Challenge: Can you quote the records below in full, word for word?
━━━━━━━━
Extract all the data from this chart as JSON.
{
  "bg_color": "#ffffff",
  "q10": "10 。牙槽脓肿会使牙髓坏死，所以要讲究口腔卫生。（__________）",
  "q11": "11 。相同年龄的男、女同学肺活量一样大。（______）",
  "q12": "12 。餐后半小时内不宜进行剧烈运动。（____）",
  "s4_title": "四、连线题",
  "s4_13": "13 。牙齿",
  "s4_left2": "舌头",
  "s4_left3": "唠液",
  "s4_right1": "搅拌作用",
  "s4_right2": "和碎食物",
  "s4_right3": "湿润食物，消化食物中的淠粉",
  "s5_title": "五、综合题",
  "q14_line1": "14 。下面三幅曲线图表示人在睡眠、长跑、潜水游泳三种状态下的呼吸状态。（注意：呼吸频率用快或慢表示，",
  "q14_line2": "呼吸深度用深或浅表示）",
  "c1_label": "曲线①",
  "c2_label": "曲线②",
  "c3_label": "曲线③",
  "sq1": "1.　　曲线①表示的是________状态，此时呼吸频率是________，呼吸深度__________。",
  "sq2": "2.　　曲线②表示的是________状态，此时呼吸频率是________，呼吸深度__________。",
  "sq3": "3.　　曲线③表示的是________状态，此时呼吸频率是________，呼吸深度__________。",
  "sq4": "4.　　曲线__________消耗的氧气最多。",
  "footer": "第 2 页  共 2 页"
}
━━━━━━━━
Output for this exercise:
Extract all the data from this chart as JSON.
{
  "bg_color": "#ffffff",
  "q10": "10 。牙槽脓肿会使牙髓坏死，所以要讲究口腔卫生。（__________）",
  "q11": "11 。相同年龄的男、女同学肺活量一样大。（______）",
  "q12": "12 。餐后半小时内不宜进行剧烈运动。（____）",
  "s4_title": "四、连线题",
  "s4_13": "13 。牙齿",
  "s4_left2": "舌头",
  "s4_left3": "唠液",
  "s4_right1": "搅拌作用",
  "s4_right2": "和碎食物",
  "s4_right3": "湿润食物，消化食物中的淠粉",
  "s5_title": "五、综合题",
  "q14_line1": "14 。下面三幅曲线图表示人在睡眠、长跑、潜水游泳三种状态下的呼吸状态。（注意：呼吸频率用快或慢表示，",
  "q14_line2": "呼吸深度用深或浅表示）",
  "c1_label": "曲线①",
  "c2_label": "曲线②",
  "c3_label": "曲线③",
  "sq1": "1.　　曲线①表示的是________状态，此时呼吸频率是________，呼吸深度__________。",
  "sq2": "2.　　曲线②表示的是________状态，此时呼吸频率是________，呼吸深度__________。",
  "sq3": "3.　　曲线③表示的是________状态，此时呼吸频率是________，呼吸深度__________。",
  "sq4": "4.　　曲线__________消耗的氧气最多。",
  "footer": "第 2 页  共 2 页"
}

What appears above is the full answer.